*Exercise brief*. Could you extract, verbatim, the part of the forum comment on ABA treatment below, starting at "What is worse" and ending at "science based treatment."?

Remember you do not OWN your child. They are an entity unto themselves and THEY DO have rights, and it is so so sad that misinformed parents continue to infringe the rights of their children.
What is worse is that the children protection agencies and law enforcment agencies turn a blind eye to this nationwide disparity.

" A place for an organization like this"
Whoever posted this perhaps you could help me with something. Could you contact Lisa Simmermon of the ASC and ask her to provide her peer review notes of the CCHOTA. In case you don't even know what that is, it is a technology document commissioned by the FEDS to "try" to pull apart the benefits of ABA, and the ASC helped assist the gov. to create a document now being used against children in Canada who want effective science based treatment.
There is a place for this organization alright…is it not enough that you do not lobby and advocate for the most effective treatment we have to date, do you actually have to work and participate in denying children access to that critical treatment?

*Data shown*.
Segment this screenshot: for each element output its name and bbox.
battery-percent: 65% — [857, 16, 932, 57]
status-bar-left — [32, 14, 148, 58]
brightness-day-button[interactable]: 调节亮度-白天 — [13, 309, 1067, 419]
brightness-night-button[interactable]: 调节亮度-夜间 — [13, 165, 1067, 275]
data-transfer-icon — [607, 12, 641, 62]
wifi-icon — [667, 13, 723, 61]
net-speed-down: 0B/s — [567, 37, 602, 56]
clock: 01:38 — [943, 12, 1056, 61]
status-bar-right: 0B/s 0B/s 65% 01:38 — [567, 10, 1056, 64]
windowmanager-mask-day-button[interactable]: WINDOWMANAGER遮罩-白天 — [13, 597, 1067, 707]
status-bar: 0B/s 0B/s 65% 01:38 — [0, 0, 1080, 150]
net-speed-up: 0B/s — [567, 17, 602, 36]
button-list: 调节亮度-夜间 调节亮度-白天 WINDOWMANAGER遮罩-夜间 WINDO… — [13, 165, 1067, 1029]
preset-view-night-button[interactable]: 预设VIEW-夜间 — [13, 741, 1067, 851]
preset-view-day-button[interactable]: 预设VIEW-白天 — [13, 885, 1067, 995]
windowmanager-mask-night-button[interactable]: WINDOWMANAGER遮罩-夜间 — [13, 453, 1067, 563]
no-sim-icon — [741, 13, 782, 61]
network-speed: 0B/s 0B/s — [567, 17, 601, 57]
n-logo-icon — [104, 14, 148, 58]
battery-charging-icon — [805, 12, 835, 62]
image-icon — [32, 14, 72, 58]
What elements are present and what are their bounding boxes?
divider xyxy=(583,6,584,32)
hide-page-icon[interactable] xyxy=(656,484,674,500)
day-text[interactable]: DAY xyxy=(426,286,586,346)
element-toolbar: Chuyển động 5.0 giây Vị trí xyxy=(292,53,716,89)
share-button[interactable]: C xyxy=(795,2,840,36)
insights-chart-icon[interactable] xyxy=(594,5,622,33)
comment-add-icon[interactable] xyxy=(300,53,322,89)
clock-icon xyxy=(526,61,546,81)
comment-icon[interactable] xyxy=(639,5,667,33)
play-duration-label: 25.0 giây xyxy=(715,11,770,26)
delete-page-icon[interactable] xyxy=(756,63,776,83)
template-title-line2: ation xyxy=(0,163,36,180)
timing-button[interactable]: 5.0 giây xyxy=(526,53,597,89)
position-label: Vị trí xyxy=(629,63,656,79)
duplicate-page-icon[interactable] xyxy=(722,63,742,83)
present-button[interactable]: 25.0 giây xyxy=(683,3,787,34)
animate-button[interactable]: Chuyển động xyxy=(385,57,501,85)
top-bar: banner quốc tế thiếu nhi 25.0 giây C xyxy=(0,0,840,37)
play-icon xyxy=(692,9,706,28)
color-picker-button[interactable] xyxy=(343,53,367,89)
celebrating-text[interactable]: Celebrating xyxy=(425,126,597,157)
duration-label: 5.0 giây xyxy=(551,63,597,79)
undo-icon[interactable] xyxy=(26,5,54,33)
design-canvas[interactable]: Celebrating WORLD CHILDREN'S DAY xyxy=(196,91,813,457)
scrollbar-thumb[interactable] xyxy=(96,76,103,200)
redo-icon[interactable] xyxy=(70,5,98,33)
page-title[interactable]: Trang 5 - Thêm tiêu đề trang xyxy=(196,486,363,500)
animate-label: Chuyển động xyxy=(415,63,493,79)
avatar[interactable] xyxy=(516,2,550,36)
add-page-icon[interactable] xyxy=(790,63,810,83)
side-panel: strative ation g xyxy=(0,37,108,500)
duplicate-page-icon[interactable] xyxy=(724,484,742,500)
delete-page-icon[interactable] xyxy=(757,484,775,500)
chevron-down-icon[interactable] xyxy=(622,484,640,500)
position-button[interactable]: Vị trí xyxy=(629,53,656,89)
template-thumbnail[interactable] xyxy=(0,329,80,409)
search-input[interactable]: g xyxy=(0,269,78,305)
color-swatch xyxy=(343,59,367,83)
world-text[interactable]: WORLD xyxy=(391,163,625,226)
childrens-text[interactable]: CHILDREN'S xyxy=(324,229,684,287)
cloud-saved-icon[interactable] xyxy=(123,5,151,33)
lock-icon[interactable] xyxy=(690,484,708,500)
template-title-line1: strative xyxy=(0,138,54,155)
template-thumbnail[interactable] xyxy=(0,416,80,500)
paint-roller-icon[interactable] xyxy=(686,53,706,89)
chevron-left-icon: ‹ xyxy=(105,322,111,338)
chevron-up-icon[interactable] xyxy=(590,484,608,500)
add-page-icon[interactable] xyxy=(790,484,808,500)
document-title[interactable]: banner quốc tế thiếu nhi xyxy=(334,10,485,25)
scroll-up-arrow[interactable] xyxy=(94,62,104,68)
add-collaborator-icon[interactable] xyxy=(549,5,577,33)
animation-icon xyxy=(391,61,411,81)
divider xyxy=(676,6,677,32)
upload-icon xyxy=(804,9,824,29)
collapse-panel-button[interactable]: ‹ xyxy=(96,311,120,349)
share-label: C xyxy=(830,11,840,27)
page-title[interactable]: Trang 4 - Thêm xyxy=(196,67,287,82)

*Response*.
What is worse is that the children protection agencies and law enforcment agencies turn a blind eye to this nationwide disparity.

" A place for an organization like this"
Whoever posted this perhaps you could help me with something. Could you contact Lisa Simmermon of the ASC and ask her to provide her peer review notes of the CCHOTA. In case you don't even know what that is, it is a technology document commissioned by the FEDS to "try" to pull apart the benefits of ABA, and the ASC helped assist the gov. to create a document now being used against children in Canada who want effective science based treatment.